_Short task_
Write every record out again exactly, and keep images out of it.

_Material to process_
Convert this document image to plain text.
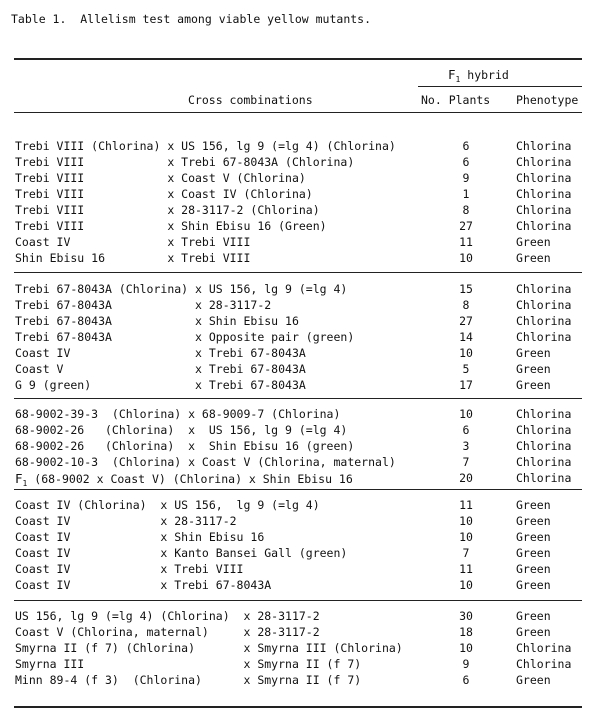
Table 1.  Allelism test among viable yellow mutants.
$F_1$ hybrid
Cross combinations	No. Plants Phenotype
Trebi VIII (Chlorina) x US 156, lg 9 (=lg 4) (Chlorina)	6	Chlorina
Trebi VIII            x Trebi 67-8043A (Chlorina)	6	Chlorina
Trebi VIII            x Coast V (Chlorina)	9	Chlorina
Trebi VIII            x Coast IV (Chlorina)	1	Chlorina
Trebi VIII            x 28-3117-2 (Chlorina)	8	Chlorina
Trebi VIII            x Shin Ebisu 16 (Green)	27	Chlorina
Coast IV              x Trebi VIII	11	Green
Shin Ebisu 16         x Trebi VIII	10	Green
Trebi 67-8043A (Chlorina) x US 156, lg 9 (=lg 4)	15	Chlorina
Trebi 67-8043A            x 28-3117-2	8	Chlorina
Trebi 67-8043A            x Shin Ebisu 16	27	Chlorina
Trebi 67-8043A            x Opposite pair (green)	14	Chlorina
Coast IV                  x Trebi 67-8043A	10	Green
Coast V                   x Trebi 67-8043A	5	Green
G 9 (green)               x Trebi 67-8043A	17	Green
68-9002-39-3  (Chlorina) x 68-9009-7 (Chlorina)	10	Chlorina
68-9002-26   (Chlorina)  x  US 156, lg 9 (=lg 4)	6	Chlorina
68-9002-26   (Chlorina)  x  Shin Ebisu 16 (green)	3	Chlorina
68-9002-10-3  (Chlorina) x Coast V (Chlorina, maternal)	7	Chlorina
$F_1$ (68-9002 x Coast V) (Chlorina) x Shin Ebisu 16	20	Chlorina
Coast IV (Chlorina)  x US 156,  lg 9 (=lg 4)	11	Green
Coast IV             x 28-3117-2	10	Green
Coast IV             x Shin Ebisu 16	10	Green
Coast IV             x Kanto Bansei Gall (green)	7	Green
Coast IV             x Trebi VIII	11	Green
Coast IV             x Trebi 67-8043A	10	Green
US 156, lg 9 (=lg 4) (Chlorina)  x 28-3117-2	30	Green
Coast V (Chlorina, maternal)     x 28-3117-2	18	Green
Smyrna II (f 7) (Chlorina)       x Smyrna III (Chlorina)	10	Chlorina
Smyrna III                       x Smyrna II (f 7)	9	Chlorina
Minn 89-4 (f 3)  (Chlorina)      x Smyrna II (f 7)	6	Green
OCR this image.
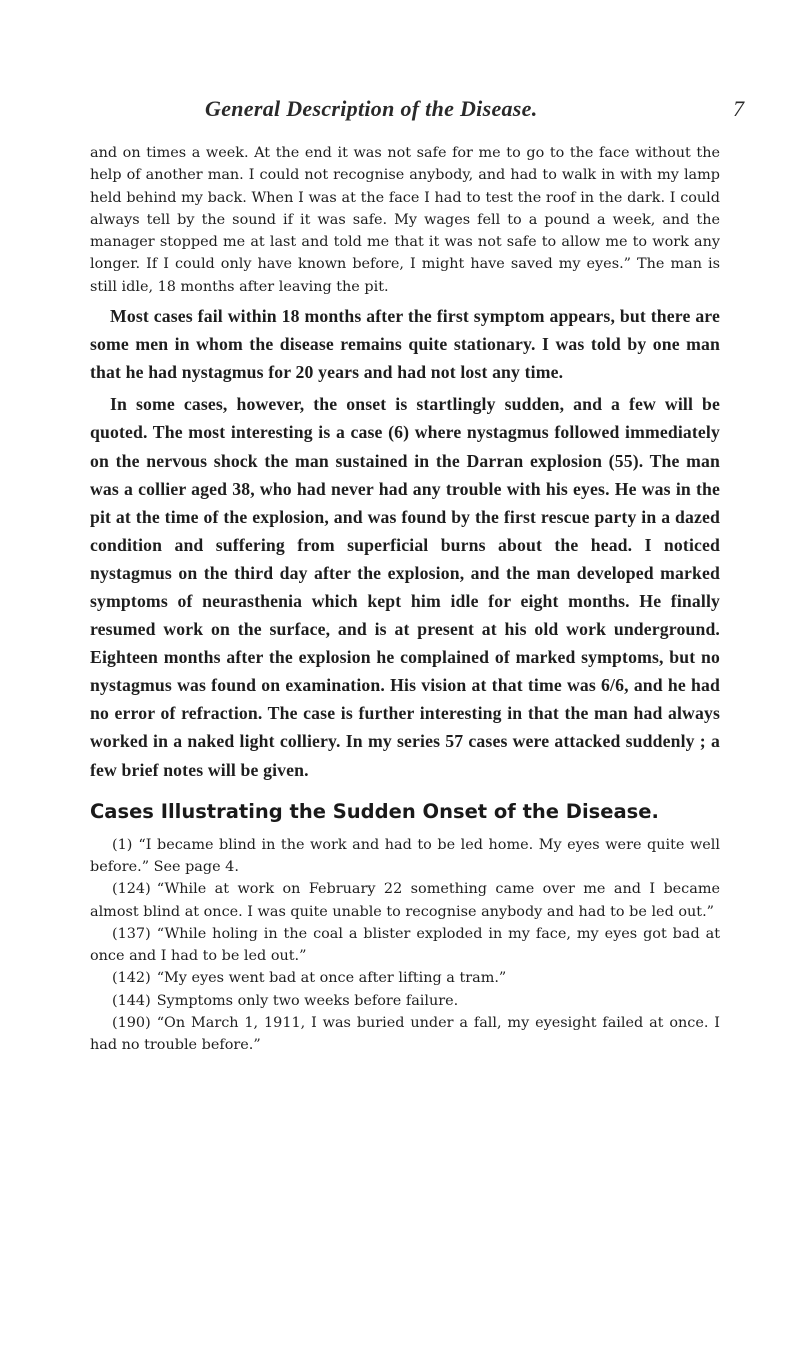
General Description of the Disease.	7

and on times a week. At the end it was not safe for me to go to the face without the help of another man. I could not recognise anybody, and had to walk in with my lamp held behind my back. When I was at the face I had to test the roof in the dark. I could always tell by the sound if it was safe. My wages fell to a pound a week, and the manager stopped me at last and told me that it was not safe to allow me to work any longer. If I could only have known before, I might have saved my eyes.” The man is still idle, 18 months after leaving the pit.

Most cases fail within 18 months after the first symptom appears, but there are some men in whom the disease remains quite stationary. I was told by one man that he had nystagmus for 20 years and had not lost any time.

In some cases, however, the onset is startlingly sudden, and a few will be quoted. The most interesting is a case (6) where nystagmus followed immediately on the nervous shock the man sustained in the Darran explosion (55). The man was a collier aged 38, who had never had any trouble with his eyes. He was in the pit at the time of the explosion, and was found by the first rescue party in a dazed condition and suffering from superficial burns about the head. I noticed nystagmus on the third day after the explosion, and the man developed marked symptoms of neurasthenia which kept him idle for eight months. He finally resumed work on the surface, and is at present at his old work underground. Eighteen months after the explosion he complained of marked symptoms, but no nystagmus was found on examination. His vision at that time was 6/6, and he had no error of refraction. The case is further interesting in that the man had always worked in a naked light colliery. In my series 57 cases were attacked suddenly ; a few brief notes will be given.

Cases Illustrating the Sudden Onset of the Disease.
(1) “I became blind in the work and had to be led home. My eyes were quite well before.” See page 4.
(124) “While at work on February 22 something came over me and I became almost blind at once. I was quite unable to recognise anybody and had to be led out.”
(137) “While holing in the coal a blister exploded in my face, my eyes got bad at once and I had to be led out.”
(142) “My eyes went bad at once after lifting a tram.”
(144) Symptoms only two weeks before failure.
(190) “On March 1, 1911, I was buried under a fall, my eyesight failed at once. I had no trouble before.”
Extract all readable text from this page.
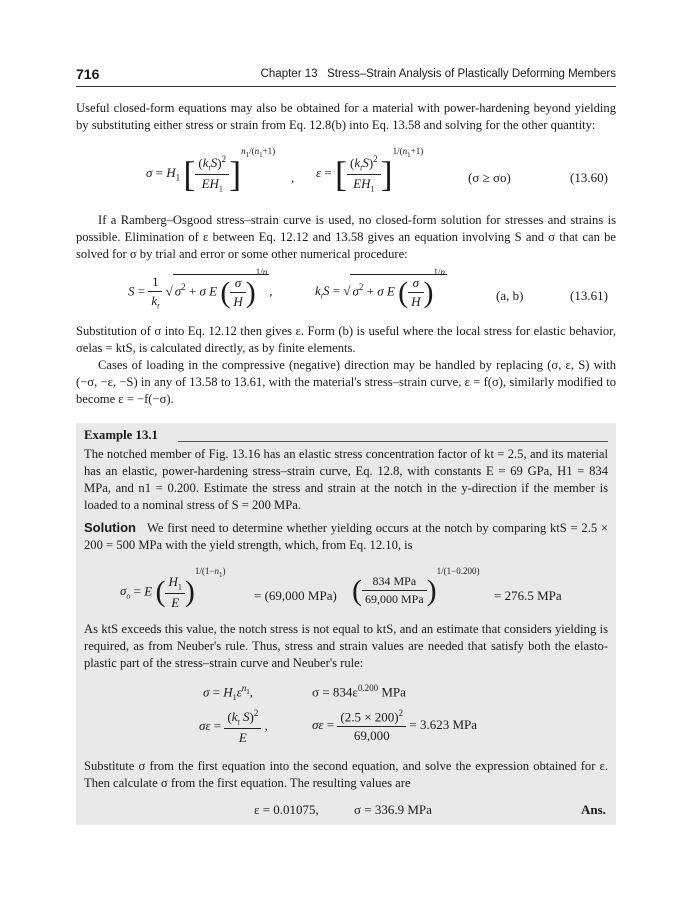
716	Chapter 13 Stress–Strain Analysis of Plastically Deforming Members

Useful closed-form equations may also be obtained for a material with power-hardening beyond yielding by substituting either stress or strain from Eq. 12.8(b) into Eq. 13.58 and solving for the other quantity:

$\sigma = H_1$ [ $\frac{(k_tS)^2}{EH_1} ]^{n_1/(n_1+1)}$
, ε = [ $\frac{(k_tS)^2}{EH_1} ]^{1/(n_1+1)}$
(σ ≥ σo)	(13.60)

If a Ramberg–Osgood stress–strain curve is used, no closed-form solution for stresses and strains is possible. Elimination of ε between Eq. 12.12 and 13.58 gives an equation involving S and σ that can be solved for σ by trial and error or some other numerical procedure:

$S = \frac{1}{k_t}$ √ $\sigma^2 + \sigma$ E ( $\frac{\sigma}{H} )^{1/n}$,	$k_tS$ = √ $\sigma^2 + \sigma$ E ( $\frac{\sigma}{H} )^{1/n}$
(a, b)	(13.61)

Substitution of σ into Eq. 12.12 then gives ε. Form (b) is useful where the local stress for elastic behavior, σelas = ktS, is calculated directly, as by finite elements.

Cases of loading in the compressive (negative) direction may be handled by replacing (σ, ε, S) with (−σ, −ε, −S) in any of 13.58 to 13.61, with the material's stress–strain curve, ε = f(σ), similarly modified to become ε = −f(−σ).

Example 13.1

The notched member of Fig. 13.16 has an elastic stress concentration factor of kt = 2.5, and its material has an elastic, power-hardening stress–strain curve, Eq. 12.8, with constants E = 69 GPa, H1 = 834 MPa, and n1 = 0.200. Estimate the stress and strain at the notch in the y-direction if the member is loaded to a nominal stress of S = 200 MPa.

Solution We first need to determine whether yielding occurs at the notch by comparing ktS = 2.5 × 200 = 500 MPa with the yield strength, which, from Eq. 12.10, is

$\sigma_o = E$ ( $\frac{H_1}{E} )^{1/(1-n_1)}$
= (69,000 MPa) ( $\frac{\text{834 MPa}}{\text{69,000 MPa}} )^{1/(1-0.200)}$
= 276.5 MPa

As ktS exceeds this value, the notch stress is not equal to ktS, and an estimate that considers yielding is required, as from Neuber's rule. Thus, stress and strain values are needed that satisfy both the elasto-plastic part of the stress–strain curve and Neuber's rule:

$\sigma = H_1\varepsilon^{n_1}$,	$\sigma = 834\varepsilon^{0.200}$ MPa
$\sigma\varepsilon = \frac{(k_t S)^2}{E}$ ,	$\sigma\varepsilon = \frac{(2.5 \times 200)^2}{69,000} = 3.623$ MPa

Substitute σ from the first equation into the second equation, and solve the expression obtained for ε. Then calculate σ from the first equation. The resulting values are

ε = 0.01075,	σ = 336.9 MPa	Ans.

_Task answer_
Convert this document image to plain text.
Table 1.  Allelism test among viable yellow mutants.
$F_1$ hybrid
Cross combinations	No. Plants Phenotype
Trebi VIII (Chlorina) x US 156, lg 9 (=lg 4) (Chlorina)	6	Chlorina
Trebi VIII            x Trebi 67-8043A (Chlorina)	6	Chlorina
Trebi VIII            x Coast V (Chlorina)	9	Chlorina
Trebi VIII            x Coast IV (Chlorina)	1	Chlorina
Trebi VIII            x 28-3117-2 (Chlorina)	8	Chlorina
Trebi VIII            x Shin Ebisu 16 (Green)	27	Chlorina
Coast IV              x Trebi VIII	11	Green
Shin Ebisu 16         x Trebi VIII	10	Green
Trebi 67-8043A (Chlorina) x US 156, lg 9 (=lg 4)	15	Chlorina
Trebi 67-8043A            x 28-3117-2	8	Chlorina
Trebi 67-8043A            x Shin Ebisu 16	27	Chlorina
Trebi 67-8043A            x Opposite pair (green)	14	Chlorina
Coast IV                  x Trebi 67-8043A	10	Green
Coast V                   x Trebi 67-8043A	5	Green
G 9 (green)               x Trebi 67-8043A	17	Green
68-9002-39-3  (Chlorina) x 68-9009-7 (Chlorina)	10	Chlorina
68-9002-26   (Chlorina)  x  US 156, lg 9 (=lg 4)	6	Chlorina
68-9002-26   (Chlorina)  x  Shin Ebisu 16 (green)	3	Chlorina
68-9002-10-3  (Chlorina) x Coast V (Chlorina, maternal)	7	Chlorina
$F_1$ (68-9002 x Coast V) (Chlorina) x Shin Ebisu 16	20	Chlorina
Coast IV (Chlorina)  x US 156,  lg 9 (=lg 4)	11	Green
Coast IV             x 28-3117-2	10	Green
Coast IV             x Shin Ebisu 16	10	Green
Coast IV             x Kanto Bansei Gall (green)	7	Green
Coast IV             x Trebi VIII	11	Green
Coast IV             x Trebi 67-8043A	10	Green
US 156, lg 9 (=lg 4) (Chlorina)  x 28-3117-2	30	Green
Coast V (Chlorina, maternal)     x 28-3117-2	18	Green
Smyrna II (f 7) (Chlorina)       x Smyrna III (Chlorina)	10	Chlorina
Smyrna III                       x Smyrna II (f 7)	9	Chlorina
Minn 89-4 (f 3)  (Chlorina)      x Smyrna II (f 7)	6	Green
OCR this image.
General Description of the Disease.	7

and on times a week. At the end it was not safe for me to go to the face without the help of another man. I could not recognise anybody, and had to walk in with my lamp held behind my back. When I was at the face I had to test the roof in the dark. I could always tell by the sound if it was safe. My wages fell to a pound a week, and the manager stopped me at last and told me that it was not safe to allow me to work any longer. If I could only have known before, I might have saved my eyes.” The man is still idle, 18 months after leaving the pit.

Most cases fail within 18 months after the first symptom appears, but there are some men in whom the disease remains quite stationary. I was told by one man that he had nystagmus for 20 years and had not lost any time.

In some cases, however, the onset is startlingly sudden, and a few will be quoted. The most interesting is a case (6) where nystagmus followed immediately on the nervous shock the man sustained in the Darran explosion (55). The man was a collier aged 38, who had never had any trouble with his eyes. He was in the pit at the time of the explosion, and was found by the first rescue party in a dazed condition and suffering from superficial burns about the head. I noticed nystagmus on the third day after the explosion, and the man developed marked symptoms of neurasthenia which kept him idle for eight months. He finally resumed work on the surface, and is at present at his old work underground. Eighteen months after the explosion he complained of marked symptoms, but no nystagmus was found on examination. His vision at that time was 6/6, and he had no error of refraction. The case is further interesting in that the man had always worked in a naked light colliery. In my series 57 cases were attacked suddenly ; a few brief notes will be given.

Cases Illustrating the Sudden Onset of the Disease.
(1) “I became blind in the work and had to be led home. My eyes were quite well before.” See page 4.
(124) “While at work on February 22 something came over me and I became almost blind at once. I was quite unable to recognise anybody and had to be led out.”
(137) “While holing in the coal a blister exploded in my face, my eyes got bad at once and I had to be led out.”
(142) “My eyes went bad at once after lifting a tram.”
(144) Symptoms only two weeks before failure.
(190) “On March 1, 1911, I was buried under a fall, my eyesight failed at once. I had no trouble before.”
Extract all readable text from this page.
716	Chapter 13 Stress–Strain Analysis of Plastically Deforming Members

Useful closed-form equations may also be obtained for a material with power-hardening beyond yielding by substituting either stress or strain from Eq. 12.8(b) into Eq. 13.58 and solving for the other quantity:

$\sigma = H_1$ [ $\frac{(k_tS)^2}{EH_1} ]^{n_1/(n_1+1)}$
, ε = [ $\frac{(k_tS)^2}{EH_1} ]^{1/(n_1+1)}$
(σ ≥ σo)	(13.60)

If a Ramberg–Osgood stress–strain curve is used, no closed-form solution for stresses and strains is possible. Elimination of ε between Eq. 12.12 and 13.58 gives an equation involving S and σ that can be solved for σ by trial and error or some other numerical procedure:

$S = \frac{1}{k_t}$ √ $\sigma^2 + \sigma$ E ( $\frac{\sigma}{H} )^{1/n}$,	$k_tS$ = √ $\sigma^2 + \sigma$ E ( $\frac{\sigma}{H} )^{1/n}$
(a, b)	(13.61)

Substitution of σ into Eq. 12.12 then gives ε. Form (b) is useful where the local stress for elastic behavior, σelas = ktS, is calculated directly, as by finite elements.

Cases of loading in the compressive (negative) direction may be handled by replacing (σ, ε, S) with (−σ, −ε, −S) in any of 13.58 to 13.61, with the material's stress–strain curve, ε = f(σ), similarly modified to become ε = −f(−σ).

Example 13.1

The notched member of Fig. 13.16 has an elastic stress concentration factor of kt = 2.5, and its material has an elastic, power-hardening stress–strain curve, Eq. 12.8, with constants E = 69 GPa, H1 = 834 MPa, and n1 = 0.200. Estimate the stress and strain at the notch in the y-direction if the member is loaded to a nominal stress of S = 200 MPa.

Solution We first need to determine whether yielding occurs at the notch by comparing ktS = 2.5 × 200 = 500 MPa with the yield strength, which, from Eq. 12.10, is

$\sigma_o = E$ ( $\frac{H_1}{E} )^{1/(1-n_1)}$
= (69,000 MPa) ( $\frac{\text{834 MPa}}{\text{69,000 MPa}} )^{1/(1-0.200)}$
= 276.5 MPa

As ktS exceeds this value, the notch stress is not equal to ktS, and an estimate that considers yielding is required, as from Neuber's rule. Thus, stress and strain values are needed that satisfy both the elasto-plastic part of the stress–strain curve and Neuber's rule:

$\sigma = H_1\varepsilon^{n_1}$,	$\sigma = 834\varepsilon^{0.200}$ MPa
$\sigma\varepsilon = \frac{(k_t S)^2}{E}$ ,	$\sigma\varepsilon = \frac{(2.5 \times 200)^2}{69,000} = 3.623$ MPa

Substitute σ from the first equation into the second equation, and solve the expression obtained for ε. Then calculate σ from the first equation. The resulting values are

ε = 0.01075,	σ = 336.9 MPa	Ans.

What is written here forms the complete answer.